* **Data provided**

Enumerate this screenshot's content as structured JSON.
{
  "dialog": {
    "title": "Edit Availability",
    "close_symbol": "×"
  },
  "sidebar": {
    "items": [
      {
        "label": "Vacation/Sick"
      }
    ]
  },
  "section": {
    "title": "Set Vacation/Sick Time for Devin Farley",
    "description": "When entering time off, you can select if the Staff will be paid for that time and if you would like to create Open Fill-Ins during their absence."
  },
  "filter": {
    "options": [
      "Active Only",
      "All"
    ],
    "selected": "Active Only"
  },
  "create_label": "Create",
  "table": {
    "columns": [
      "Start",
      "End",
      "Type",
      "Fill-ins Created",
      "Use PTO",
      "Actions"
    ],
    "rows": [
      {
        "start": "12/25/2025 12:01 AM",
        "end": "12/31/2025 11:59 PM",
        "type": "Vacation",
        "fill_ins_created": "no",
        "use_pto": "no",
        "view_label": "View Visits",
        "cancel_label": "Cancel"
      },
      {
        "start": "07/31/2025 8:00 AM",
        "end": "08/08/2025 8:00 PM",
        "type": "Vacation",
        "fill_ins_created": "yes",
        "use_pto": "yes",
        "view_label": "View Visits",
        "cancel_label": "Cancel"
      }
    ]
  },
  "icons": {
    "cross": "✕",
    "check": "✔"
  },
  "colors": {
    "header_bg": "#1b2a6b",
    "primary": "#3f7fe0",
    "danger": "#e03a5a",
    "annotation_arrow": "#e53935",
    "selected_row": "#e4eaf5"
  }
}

* **Problem**
Scan the records above and report how many lines include the word "Sick", without any other text.

* **Answer**
2